**Task description:** Copy out every line from the one containing "- data-label: 8.1℃: [136, 125, 176, 142]" down to the one containing "- legend: 最低気温 最高気温 平均気温: [273, 44, 735, 72]", with both of those lines included and nothing changed.

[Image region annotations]

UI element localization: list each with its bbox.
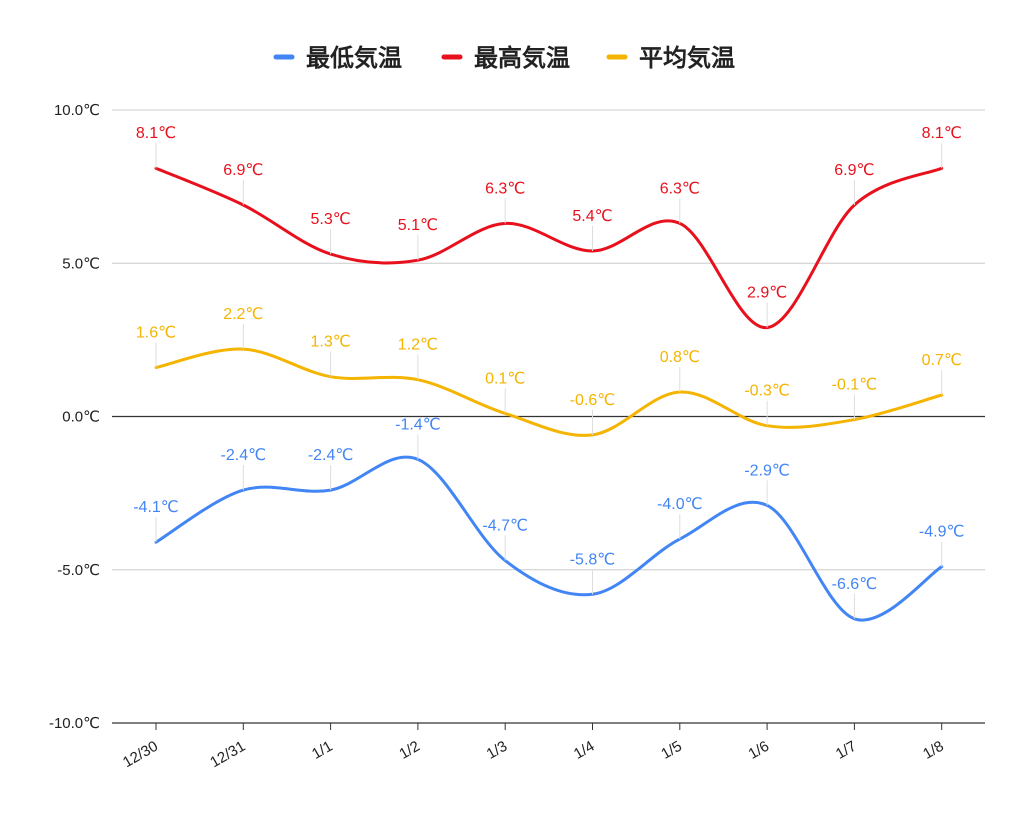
- data-label: 8.1℃: [136, 125, 176, 142]
- legend-label: 最高気温: [474, 44, 570, 72]
- data-label: -5.8℃: [570, 551, 616, 568]
- data-label: 0.7℃: [922, 352, 962, 369]
- data-label: -0.6℃: [570, 392, 616, 409]
- legend: 最低気温 最高気温 平均気温: [273, 44, 735, 72]
- data-label: 5.1℃: [398, 217, 438, 234]
- series-line-1: [154, 166, 944, 330]
- x-tick-label: 1/6: [746, 738, 773, 763]
- data-label: 2.2℃: [223, 306, 263, 323]
- series-line-0: [154, 455, 944, 622]
- y-tick-label: 0.0℃: [62, 409, 100, 426]
- data-label: -4.9℃: [919, 524, 965, 541]
- gridlines: [112, 109, 985, 724]
- data-label: -4.0℃: [657, 496, 703, 513]
- data-label: -1.4℃: [395, 416, 441, 433]
- x-tick-label: 1/1: [309, 738, 336, 763]
- data-label: -2.4℃: [221, 447, 267, 464]
- data-label: -0.3℃: [744, 383, 790, 400]
- x-tick-label: 1/7: [833, 738, 860, 763]
- data-labels: -4.1℃ -2.4℃ -2.4℃ -1.4℃ -4.7℃ -5.8℃ -4.0℃ -2.9℃…: [133, 125, 964, 593]
- data-label: 5.4℃: [572, 208, 612, 225]
- x-tick-label: 1/8: [920, 738, 947, 763]
- data-label: 6.9℃: [834, 162, 874, 179]
- data-label: 1.2℃: [398, 337, 438, 354]
- data-label: -4.1℃: [133, 499, 179, 516]
- legend-label: 最低気温: [306, 44, 402, 72]
- y-tick-label: 5.0℃: [62, 255, 100, 272]
- data-label: 1.3℃: [310, 334, 350, 351]
- data-label: -4.7℃: [482, 518, 528, 535]
- x-tick-label: 1/4: [571, 738, 598, 763]
- y-axis-ticks: 10.0℃ 5.0℃ 0.0℃ -5.0℃ -10.0℃: [49, 102, 100, 732]
- data-label: 1.6℃: [136, 324, 176, 341]
- x-tick-label: 12/31: [207, 738, 248, 771]
- data-label: -0.1℃: [832, 377, 878, 394]
- data-label: 6.9℃: [223, 162, 263, 179]
- x-axis-ticks: 12/30 12/31 1/1 1/2 1/3 1/4 1/5 1/6 1/7 1/8: [120, 723, 947, 771]
- y-tick-label: 10.0℃: [54, 102, 100, 119]
- x-tick-label: 12/30: [120, 738, 161, 771]
- data-label: 2.9℃: [747, 285, 787, 302]
- series-lines: [154, 166, 944, 622]
- x-tick-label: 1/5: [658, 738, 685, 763]
- y-tick-label: -5.0℃: [57, 562, 100, 579]
- data-label: 6.3℃: [660, 180, 700, 197]
- data-label: -6.6℃: [832, 576, 878, 593]
- legend-label: 平均気温: [639, 44, 735, 72]
- data-label: -2.9℃: [744, 462, 790, 479]
- data-label: 6.3℃: [485, 180, 525, 197]
- x-tick-label: 1/3: [484, 738, 511, 763]
- x-tick-label: 1/2: [396, 738, 423, 763]
- series-line-2: [154, 347, 944, 437]
- data-label: 0.8℃: [660, 349, 700, 366]
- data-label: 8.1℃: [922, 125, 962, 142]
- label-leaders: [155, 143, 943, 619]
- data-label: 0.1℃: [485, 370, 525, 387]
- data-label: -2.4℃: [308, 447, 354, 464]
- data-label: 5.3℃: [310, 211, 350, 228]
- y-tick-label: -10.0℃: [49, 715, 100, 732]
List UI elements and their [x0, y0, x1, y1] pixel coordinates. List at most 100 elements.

**Output of the task:**
- data-label: 8.1℃: [136, 125, 176, 142]
- legend-label: 最高気温: [474, 44, 570, 72]
- data-label: -5.8℃: [570, 551, 616, 568]
- data-label: 0.7℃: [922, 352, 962, 369]
- data-label: -0.6℃: [570, 392, 616, 409]
- legend: 最低気温 最高気温 平均気温: [273, 44, 735, 72]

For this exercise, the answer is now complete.